| AVAILABLE RECORDS |
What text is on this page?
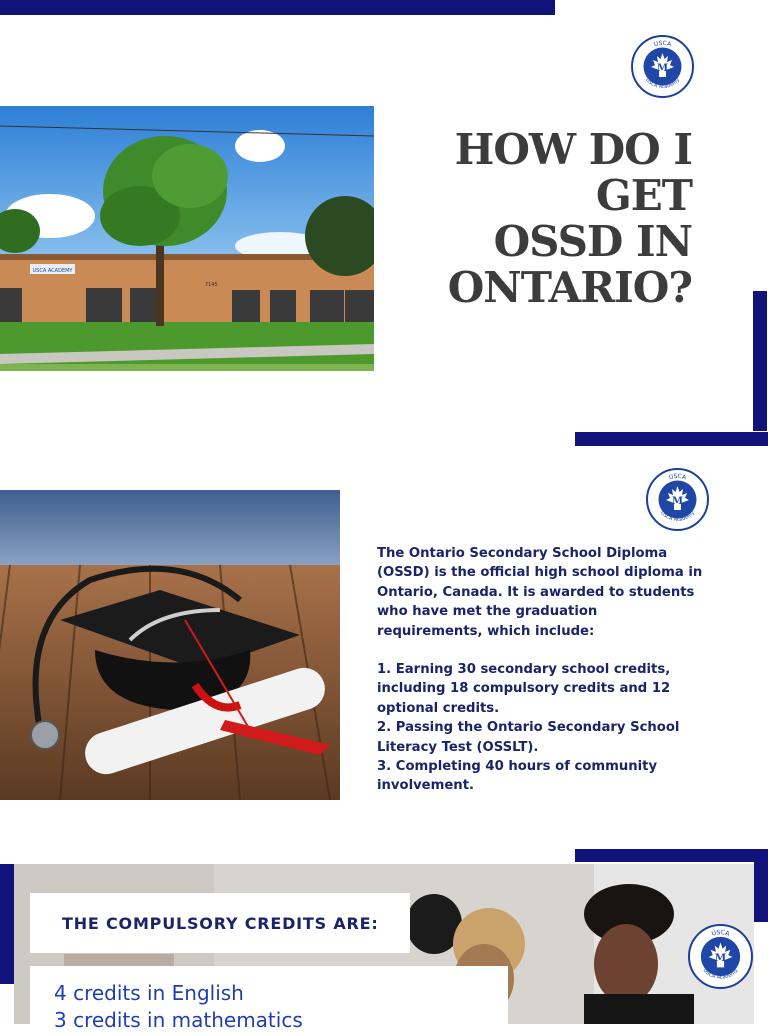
USCA
USCA Academy
M
USCA ACADEMY
7145
HOW DO I GET
OSSD IN
ONTARIO?
USCA
USCA Academy
M

The Ontario Secondary School Diploma (OSSD) is the official high school diploma in Ontario, Canada. It is awarded to students who have met the graduation requirements, which include:

1. Earning 30 secondary school credits, including 18 compulsory credits and 12 optional credits.

2. Passing the Ontario Secondary School Literacy Test (OSSLT).

3. Completing 40 hours of community involvement.

USCA
USCA Academy
M
THE COMPULSORY CREDITS ARE:
4 credits in English
3 credits in mathematics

| AIM OF THE EXERCISE |
Could you reproduce every record above exactly, leaving out the pictures?

| IN RESPONSE |
What text is on this page?
USCA
USCA Academy
M
USCA ACADEMY
7145
HOW DO I GET
OSSD IN
ONTARIO?
USCA
USCA Academy
M

The Ontario Secondary School Diploma (OSSD) is the official high school diploma in Ontario, Canada. It is awarded to students who have met the graduation requirements, which include:

1. Earning 30 secondary school credits, including 18 compulsory credits and 12 optional credits.

2. Passing the Ontario Secondary School Literacy Test (OSSLT).

3. Completing 40 hours of community involvement.

USCA
USCA Academy
M
THE COMPULSORY CREDITS ARE:
4 credits in English
3 credits in mathematics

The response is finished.